(begin)
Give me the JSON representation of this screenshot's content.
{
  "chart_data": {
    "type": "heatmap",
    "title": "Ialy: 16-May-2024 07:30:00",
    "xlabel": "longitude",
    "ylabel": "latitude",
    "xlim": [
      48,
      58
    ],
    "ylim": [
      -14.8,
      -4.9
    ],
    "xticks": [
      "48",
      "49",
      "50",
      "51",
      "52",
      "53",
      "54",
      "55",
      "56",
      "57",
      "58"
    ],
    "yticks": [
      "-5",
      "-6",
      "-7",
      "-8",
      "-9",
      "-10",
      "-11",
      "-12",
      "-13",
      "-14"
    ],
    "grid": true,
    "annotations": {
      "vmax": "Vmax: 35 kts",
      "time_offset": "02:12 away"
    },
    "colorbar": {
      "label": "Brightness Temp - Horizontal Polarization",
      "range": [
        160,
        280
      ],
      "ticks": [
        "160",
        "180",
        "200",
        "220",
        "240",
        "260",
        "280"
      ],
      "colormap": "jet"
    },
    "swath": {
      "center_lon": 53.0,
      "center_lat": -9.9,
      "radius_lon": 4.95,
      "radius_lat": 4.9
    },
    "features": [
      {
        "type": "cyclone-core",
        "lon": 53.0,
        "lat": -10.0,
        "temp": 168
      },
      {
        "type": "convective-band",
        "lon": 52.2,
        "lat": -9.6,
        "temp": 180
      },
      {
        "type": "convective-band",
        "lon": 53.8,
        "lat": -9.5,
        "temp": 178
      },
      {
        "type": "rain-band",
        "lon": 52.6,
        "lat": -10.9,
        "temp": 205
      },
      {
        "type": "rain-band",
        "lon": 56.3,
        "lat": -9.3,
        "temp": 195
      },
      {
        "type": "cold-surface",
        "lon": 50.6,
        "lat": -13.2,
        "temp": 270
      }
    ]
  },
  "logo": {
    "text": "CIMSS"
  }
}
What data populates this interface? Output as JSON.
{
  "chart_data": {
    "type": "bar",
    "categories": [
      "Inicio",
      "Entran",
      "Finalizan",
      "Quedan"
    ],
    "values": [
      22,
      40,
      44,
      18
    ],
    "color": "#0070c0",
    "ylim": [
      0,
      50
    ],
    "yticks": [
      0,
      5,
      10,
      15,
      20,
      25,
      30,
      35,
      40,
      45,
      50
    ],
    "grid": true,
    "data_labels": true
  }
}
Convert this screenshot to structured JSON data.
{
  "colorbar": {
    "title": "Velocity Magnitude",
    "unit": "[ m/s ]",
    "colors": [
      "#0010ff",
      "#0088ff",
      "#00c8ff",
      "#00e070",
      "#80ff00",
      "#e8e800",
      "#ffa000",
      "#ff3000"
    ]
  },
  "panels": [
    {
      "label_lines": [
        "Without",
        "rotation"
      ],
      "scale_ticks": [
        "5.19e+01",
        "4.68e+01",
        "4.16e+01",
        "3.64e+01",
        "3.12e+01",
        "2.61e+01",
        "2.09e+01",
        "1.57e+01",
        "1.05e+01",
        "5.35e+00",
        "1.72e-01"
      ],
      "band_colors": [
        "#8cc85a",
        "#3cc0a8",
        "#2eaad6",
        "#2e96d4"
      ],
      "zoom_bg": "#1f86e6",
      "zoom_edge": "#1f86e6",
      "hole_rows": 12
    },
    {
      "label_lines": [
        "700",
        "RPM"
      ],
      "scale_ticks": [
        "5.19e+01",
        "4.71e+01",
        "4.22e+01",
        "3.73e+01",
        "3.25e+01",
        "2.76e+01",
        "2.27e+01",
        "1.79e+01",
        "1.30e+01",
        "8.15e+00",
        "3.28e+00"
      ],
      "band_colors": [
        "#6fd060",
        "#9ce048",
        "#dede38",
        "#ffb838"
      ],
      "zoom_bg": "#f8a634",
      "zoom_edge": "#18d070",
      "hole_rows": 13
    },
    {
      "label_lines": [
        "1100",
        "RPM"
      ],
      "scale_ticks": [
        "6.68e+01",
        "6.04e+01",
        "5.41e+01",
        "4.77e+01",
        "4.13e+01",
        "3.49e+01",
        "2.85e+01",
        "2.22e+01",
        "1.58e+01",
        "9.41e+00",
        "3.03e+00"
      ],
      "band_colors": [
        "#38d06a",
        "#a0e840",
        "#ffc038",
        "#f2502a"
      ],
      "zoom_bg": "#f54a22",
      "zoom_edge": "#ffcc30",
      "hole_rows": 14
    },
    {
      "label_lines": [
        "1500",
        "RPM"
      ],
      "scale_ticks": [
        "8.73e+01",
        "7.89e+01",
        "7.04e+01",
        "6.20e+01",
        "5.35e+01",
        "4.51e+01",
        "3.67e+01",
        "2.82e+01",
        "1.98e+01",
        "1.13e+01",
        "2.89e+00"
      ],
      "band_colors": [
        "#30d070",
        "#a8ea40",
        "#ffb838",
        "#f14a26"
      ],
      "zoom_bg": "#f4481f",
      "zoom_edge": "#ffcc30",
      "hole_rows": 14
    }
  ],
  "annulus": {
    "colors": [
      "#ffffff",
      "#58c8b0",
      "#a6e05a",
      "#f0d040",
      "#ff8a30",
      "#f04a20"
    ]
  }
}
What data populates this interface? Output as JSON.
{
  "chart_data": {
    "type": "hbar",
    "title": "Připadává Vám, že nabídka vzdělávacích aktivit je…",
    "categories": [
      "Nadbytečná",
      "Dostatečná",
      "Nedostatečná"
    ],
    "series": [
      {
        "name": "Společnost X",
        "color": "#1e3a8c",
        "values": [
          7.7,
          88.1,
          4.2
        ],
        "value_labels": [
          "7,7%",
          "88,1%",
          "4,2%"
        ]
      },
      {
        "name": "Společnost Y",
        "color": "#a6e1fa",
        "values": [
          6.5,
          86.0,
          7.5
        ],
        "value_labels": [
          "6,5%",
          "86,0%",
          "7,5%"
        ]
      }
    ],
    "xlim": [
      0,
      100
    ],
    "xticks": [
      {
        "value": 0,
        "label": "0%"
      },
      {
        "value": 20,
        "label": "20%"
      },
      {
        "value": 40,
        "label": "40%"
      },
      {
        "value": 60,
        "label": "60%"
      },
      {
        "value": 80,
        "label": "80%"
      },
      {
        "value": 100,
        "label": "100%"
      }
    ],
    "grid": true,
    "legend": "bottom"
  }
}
(end)
**PROBLEM DETAILS:** Pull out and copy each line containing the string "type".

**EXERCISE RESULT:**
    "type": "heatmap",
        "type": "cyclone-core",
        "type": "convective-band",
        "type": "convective-band",
        "type": "rain-band",
        "type": "rain-band",
        "type": "cold-surface",
    "type": "bar",
    "type": "hbar",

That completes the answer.